Stated problem> Reproduce the entire listing below word for word, keeping every line in its original order and changing nothing.

Data records>
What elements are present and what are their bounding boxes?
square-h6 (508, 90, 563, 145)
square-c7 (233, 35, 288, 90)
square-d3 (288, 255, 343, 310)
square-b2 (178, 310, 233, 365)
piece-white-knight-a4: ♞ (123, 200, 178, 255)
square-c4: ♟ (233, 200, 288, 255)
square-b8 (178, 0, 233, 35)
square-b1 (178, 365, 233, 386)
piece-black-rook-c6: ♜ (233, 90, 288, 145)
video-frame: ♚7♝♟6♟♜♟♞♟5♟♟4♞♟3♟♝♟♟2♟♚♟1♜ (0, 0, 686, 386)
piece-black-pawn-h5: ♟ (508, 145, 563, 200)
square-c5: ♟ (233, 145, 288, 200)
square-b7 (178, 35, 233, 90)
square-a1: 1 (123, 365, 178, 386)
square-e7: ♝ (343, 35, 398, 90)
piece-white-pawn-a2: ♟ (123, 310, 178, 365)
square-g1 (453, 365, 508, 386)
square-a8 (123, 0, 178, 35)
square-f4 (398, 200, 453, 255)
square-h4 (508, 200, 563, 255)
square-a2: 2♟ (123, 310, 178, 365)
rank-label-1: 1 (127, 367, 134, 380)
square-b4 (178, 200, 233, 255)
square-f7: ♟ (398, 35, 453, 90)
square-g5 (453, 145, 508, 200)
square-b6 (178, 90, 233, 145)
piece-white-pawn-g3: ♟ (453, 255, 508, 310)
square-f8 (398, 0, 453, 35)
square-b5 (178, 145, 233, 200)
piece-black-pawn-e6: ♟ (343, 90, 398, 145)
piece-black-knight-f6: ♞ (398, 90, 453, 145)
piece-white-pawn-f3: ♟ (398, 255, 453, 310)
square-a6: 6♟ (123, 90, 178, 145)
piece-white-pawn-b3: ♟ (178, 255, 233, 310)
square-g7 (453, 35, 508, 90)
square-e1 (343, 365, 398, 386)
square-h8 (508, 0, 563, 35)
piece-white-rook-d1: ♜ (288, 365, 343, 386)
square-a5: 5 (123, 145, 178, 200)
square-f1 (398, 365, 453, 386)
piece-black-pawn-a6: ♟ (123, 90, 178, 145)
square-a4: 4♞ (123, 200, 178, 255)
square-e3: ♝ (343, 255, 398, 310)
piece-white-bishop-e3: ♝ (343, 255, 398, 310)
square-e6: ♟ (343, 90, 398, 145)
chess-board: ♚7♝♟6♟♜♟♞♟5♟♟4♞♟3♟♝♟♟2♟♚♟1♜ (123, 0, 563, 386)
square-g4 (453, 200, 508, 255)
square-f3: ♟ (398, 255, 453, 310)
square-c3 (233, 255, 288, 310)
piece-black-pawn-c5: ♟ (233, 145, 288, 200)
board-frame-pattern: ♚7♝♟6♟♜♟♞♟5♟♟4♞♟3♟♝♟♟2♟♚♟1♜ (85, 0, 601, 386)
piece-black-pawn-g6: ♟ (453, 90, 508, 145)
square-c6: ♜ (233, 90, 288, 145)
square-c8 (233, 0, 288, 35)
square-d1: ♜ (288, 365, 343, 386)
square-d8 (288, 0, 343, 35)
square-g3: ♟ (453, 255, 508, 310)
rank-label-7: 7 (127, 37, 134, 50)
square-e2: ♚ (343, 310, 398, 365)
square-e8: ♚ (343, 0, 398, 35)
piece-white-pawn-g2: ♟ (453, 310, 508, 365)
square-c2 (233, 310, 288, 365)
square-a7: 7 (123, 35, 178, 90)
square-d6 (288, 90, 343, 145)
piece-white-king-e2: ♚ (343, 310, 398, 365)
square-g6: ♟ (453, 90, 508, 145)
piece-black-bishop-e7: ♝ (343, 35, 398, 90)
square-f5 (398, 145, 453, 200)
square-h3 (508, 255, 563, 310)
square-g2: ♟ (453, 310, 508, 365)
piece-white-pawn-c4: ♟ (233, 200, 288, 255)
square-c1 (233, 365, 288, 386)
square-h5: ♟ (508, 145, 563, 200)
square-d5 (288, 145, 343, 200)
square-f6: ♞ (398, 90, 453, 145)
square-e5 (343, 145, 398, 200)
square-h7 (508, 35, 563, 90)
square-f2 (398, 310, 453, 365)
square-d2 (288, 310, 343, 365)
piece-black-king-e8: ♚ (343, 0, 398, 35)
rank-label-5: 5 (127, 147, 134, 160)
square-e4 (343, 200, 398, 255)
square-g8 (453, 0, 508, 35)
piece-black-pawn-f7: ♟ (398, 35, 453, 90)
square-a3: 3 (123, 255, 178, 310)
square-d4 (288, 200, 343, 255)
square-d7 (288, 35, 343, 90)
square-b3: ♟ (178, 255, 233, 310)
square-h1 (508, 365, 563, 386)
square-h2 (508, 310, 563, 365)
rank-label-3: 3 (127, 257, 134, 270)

The completed task>
What elements are present and what are their bounding boxes?
square-h6 (508, 90, 563, 145)
square-c7 (233, 35, 288, 90)
square-d3 (288, 255, 343, 310)
square-b2 (178, 310, 233, 365)
piece-white-knight-a4: ♞ (123, 200, 178, 255)
square-c4: ♟ (233, 200, 288, 255)
square-b8 (178, 0, 233, 35)
square-b1 (178, 365, 233, 386)
piece-black-rook-c6: ♜ (233, 90, 288, 145)
video-frame: ♚7♝♟6♟♜♟♞♟5♟♟4♞♟3♟♝♟♟2♟♚♟1♜ (0, 0, 686, 386)
piece-black-pawn-h5: ♟ (508, 145, 563, 200)
square-c5: ♟ (233, 145, 288, 200)
square-b7 (178, 35, 233, 90)
square-a1: 1 (123, 365, 178, 386)
square-e7: ♝ (343, 35, 398, 90)
piece-white-pawn-a2: ♟ (123, 310, 178, 365)
square-g1 (453, 365, 508, 386)
square-a8 (123, 0, 178, 35)
square-f4 (398, 200, 453, 255)
square-h4 (508, 200, 563, 255)
square-a2: 2♟ (123, 310, 178, 365)
rank-label-1: 1 (127, 367, 134, 380)
square-b4 (178, 200, 233, 255)
square-f7: ♟ (398, 35, 453, 90)
square-g5 (453, 145, 508, 200)
square-b6 (178, 90, 233, 145)
piece-white-pawn-g3: ♟ (453, 255, 508, 310)
square-f8 (398, 0, 453, 35)
square-b5 (178, 145, 233, 200)
piece-black-pawn-e6: ♟ (343, 90, 398, 145)
piece-black-knight-f6: ♞ (398, 90, 453, 145)
piece-white-pawn-f3: ♟ (398, 255, 453, 310)
square-a6: 6♟ (123, 90, 178, 145)
piece-white-pawn-b3: ♟ (178, 255, 233, 310)
square-g7 (453, 35, 508, 90)
square-e1 (343, 365, 398, 386)
square-h8 (508, 0, 563, 35)
piece-white-rook-d1: ♜ (288, 365, 343, 386)
square-a5: 5 (123, 145, 178, 200)
square-f1 (398, 365, 453, 386)
piece-black-pawn-a6: ♟ (123, 90, 178, 145)
square-a4: 4♞ (123, 200, 178, 255)
square-e3: ♝ (343, 255, 398, 310)
piece-white-bishop-e3: ♝ (343, 255, 398, 310)
square-e6: ♟ (343, 90, 398, 145)
chess-board: ♚7♝♟6♟♜♟♞♟5♟♟4♞♟3♟♝♟♟2♟♚♟1♜ (123, 0, 563, 386)
square-g4 (453, 200, 508, 255)
square-f3: ♟ (398, 255, 453, 310)
square-c3 (233, 255, 288, 310)
piece-black-pawn-c5: ♟ (233, 145, 288, 200)
board-frame-pattern: ♚7♝♟6♟♜♟♞♟5♟♟4♞♟3♟♝♟♟2♟♚♟1♜ (85, 0, 601, 386)
piece-black-pawn-g6: ♟ (453, 90, 508, 145)
square-c6: ♜ (233, 90, 288, 145)
square-c8 (233, 0, 288, 35)
square-d1: ♜ (288, 365, 343, 386)
square-d8 (288, 0, 343, 35)
square-g3: ♟ (453, 255, 508, 310)
rank-label-7: 7 (127, 37, 134, 50)
square-e2: ♚ (343, 310, 398, 365)
square-e8: ♚ (343, 0, 398, 35)
piece-white-pawn-g2: ♟ (453, 310, 508, 365)
square-c2 (233, 310, 288, 365)
square-a7: 7 (123, 35, 178, 90)
square-d6 (288, 90, 343, 145)
piece-white-king-e2: ♚ (343, 310, 398, 365)
square-g6: ♟ (453, 90, 508, 145)
piece-black-bishop-e7: ♝ (343, 35, 398, 90)
square-f5 (398, 145, 453, 200)
square-h3 (508, 255, 563, 310)
square-g2: ♟ (453, 310, 508, 365)
piece-white-pawn-c4: ♟ (233, 200, 288, 255)
square-c1 (233, 365, 288, 386)
square-h5: ♟ (508, 145, 563, 200)
square-d5 (288, 145, 343, 200)
square-f6: ♞ (398, 90, 453, 145)
square-e5 (343, 145, 398, 200)
square-h7 (508, 35, 563, 90)
square-f2 (398, 310, 453, 365)
square-d2 (288, 310, 343, 365)
piece-black-king-e8: ♚ (343, 0, 398, 35)
rank-label-5: 5 (127, 147, 134, 160)
square-e4 (343, 200, 398, 255)
square-g8 (453, 0, 508, 35)
piece-black-pawn-f7: ♟ (398, 35, 453, 90)
square-a3: 3 (123, 255, 178, 310)
square-d4 (288, 200, 343, 255)
square-d7 (288, 35, 343, 90)
square-b3: ♟ (178, 255, 233, 310)
square-h1 (508, 365, 563, 386)
square-h2 (508, 310, 563, 365)
rank-label-3: 3 (127, 257, 134, 270)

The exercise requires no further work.